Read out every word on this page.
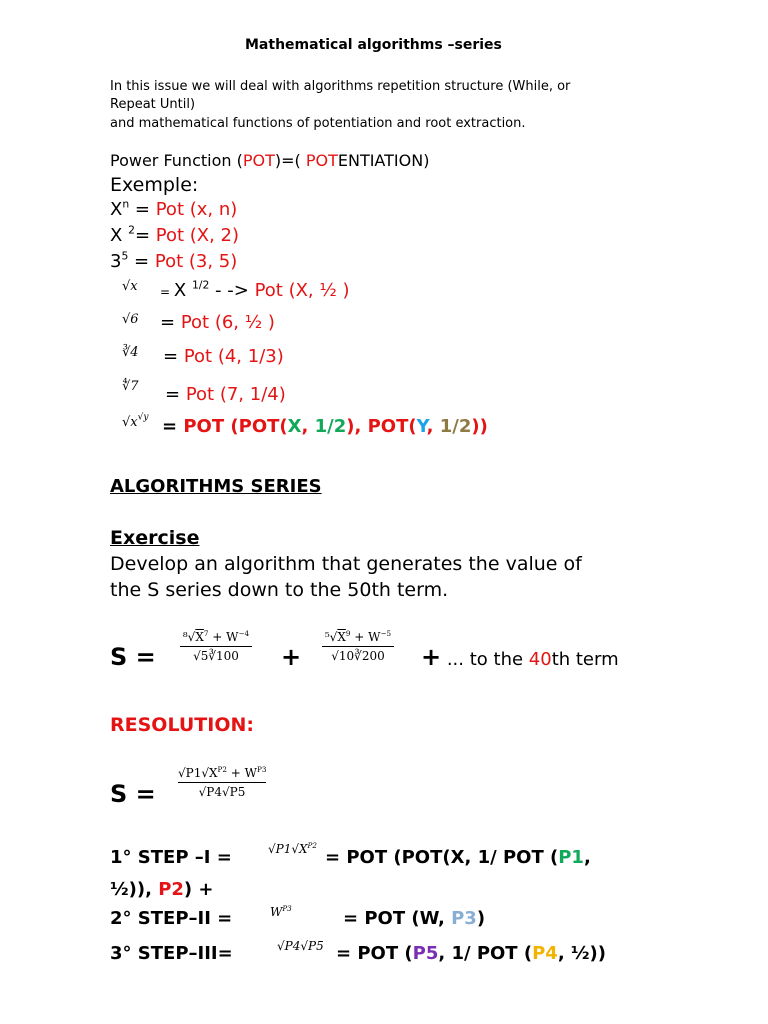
Mathematical algorithms –series
In this issue we will deal with algorithms repetition structure (While, or
Repeat Until)
and mathematical functions of potentiation and root extraction.
Power Function (POT)=( POTENTIATION)
Exemple:
$X^n$ = Pot (x, n)
X $^2$= Pot (X, 2)
$3^5$ = Pot (3, 5)
√x = X $^{1/2}$ - -> Pot (X, ½ )
√6 = Pot (6, ½ )
∛4 = Pot (4, 1/3)
∜7 = Pot (7, 1/4)
$√x^{√y}$ = POT (POT(X, 1/2), POT(Y, 1/2))
ALGORITHMS SERIES
Exercise
Develop an algorithm that generates the value of
the S series down to the 50th term.
S =
$^8√X^7 + W^{-4}$
√5∛100	+
$^5√X^9 + W^{-5}$
√10∛200	+ ... to the 40th term
RESOLUTION:
S =
$√P1√X^{P2} + W^{P3}$
√P4√P5
1° STEP –I =	$√P1√X^{P2}$
= POT (POT(X, 1/ POT (P1,
½)), P2) +
2° STEP–II =	$W^{P3}$	= POT (W, P3)
3° STEP–III=	√P4√P5 = POT (P5, 1/ POT (P4, ½))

Task:
Give an exact reproduction of every line, leaving out any picture.

Full response:
Read out every word on this page.
Mathematical algorithms –series
In this issue we will deal with algorithms repetition structure (While, or
Repeat Until)
and mathematical functions of potentiation and root extraction.
Power Function (POT)=( POTENTIATION)
Exemple:
$X^n$ = Pot (x, n)
X $^2$= Pot (X, 2)
$3^5$ = Pot (3, 5)
√x = X $^{1/2}$ - -> Pot (X, ½ )
√6 = Pot (6, ½ )
∛4 = Pot (4, 1/3)
∜7 = Pot (7, 1/4)
$√x^{√y}$ = POT (POT(X, 1/2), POT(Y, 1/2))
ALGORITHMS SERIES
Exercise
Develop an algorithm that generates the value of
the S series down to the 50th term.
S =
$^8√X^7 + W^{-4}$
√5∛100	+
$^5√X^9 + W^{-5}$
√10∛200	+ ... to the 40th term
RESOLUTION:
S =
$√P1√X^{P2} + W^{P3}$
√P4√P5
1° STEP –I =	$√P1√X^{P2}$
= POT (POT(X, 1/ POT (P1,
½)), P2) +
2° STEP–II =	$W^{P3}$	= POT (W, P3)
3° STEP–III=	√P4√P5 = POT (P5, 1/ POT (P4, ½))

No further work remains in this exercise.